:: Text section ::

Results from a Randomized Trial of the Dysolve Program for Students with Reading Difficulties

ABSTRACT

This technical report presents analyses and results from the first large-scale randomized controlled trial (RCT) of the effect of the game-based, artificial intelligence Dysolve® program on the reading achievement of the lowest-performing students in grades 3-8. Such RCT studies are widely recognized by experts as the “gold standard” for rigorous evaluation of program impacts. Additionally, the artificial intelligence (AI) system behind Dysolve generates single-use games in real time through a patent-protected method during its interaction with each user. Unlike adaptive programs of the past, Dysolve does not select from a premade pool of items or activities. This high responsivity at the individual-specific level is designed to locate and correct language processing deficits underlying each student’s reading difficulty.

In Dysolve, games are built in real time based on accumulating data in a user’s program. For example, a Dysolve game may assess Phoneme Detection, i.e., auditorily picking out a target sound in single, spoken words. This is important for learning and retaining new words, spelling and reading. In Dysolve, Phoneme Detection is delivered as a Fishing Game. The utterance of a test word is synchronized with a fish swimming across the screen at a set speed. Users ‘catch’ the fish representing a test word with the target sound. The student is told to listen for a target sound (e.g., /b/). Then they hear audio files of 10 common, single words (e.g., bed, both) in succession at a set speed. They tap on the keyboard whenever they detect the target sound in these words. Scoring is done automatically. Depending on the student’s game responses, Dysolve AI may decide to deliver another Fishing Game with new test words or a new test sound to verify or explore further or move on to a different activity.

:::

According to the Dysolve abstract, in what form is Phoneme Detection delivered to students? The entries have no connection to the Dysolve abstract.

:: Data supplied ::

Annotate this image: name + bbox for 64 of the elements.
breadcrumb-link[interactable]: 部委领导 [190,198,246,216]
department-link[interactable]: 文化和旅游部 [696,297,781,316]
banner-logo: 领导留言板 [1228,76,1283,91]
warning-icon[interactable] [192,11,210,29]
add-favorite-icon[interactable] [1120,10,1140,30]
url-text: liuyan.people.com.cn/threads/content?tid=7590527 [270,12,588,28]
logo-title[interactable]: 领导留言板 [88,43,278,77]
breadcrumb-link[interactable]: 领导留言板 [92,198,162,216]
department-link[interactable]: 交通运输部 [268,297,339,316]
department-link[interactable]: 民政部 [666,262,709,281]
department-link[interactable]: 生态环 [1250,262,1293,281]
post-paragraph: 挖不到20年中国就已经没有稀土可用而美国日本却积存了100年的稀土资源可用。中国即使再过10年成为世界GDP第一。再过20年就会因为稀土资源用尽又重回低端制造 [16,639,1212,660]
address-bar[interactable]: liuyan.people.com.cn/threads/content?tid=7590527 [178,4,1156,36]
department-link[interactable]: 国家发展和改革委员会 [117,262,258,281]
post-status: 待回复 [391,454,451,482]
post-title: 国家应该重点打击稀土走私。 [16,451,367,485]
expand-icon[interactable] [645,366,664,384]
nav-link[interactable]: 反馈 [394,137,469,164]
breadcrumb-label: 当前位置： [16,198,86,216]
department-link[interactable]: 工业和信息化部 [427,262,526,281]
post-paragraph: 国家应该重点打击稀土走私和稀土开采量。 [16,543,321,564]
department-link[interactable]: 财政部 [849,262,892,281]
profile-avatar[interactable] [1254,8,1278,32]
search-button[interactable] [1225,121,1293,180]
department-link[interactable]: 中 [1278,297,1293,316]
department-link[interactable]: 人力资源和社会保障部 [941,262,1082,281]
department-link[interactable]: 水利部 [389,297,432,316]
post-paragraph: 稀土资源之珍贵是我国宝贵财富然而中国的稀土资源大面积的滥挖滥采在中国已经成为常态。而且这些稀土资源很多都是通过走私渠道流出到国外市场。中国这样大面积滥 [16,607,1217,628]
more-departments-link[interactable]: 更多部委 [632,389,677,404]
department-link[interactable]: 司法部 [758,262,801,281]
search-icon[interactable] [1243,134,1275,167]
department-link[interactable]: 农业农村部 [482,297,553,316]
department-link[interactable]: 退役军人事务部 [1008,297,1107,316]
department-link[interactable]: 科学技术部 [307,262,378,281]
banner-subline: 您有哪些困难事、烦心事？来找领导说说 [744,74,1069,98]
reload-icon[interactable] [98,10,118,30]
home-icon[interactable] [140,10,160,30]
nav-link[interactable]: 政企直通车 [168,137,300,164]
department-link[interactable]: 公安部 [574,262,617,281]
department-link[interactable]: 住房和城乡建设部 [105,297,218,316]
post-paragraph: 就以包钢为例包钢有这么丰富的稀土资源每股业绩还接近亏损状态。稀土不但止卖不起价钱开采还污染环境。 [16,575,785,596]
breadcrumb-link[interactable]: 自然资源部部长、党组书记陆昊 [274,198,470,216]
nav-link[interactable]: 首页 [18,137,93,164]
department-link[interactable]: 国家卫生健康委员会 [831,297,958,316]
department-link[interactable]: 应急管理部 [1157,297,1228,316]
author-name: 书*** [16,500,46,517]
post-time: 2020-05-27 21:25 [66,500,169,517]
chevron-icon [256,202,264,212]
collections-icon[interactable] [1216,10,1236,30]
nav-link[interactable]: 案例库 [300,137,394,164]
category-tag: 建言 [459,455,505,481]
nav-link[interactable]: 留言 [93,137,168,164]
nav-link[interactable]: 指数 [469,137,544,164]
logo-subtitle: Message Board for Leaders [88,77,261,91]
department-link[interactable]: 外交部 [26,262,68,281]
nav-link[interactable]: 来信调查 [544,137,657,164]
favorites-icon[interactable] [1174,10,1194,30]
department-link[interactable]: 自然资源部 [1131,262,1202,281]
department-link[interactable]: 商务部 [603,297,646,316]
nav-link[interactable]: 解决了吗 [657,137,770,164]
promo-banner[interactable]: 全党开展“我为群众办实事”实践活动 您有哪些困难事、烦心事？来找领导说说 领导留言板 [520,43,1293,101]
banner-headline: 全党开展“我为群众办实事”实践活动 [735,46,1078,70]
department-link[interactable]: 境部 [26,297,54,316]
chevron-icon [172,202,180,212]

:::

» Task response:
As a Fishing Game.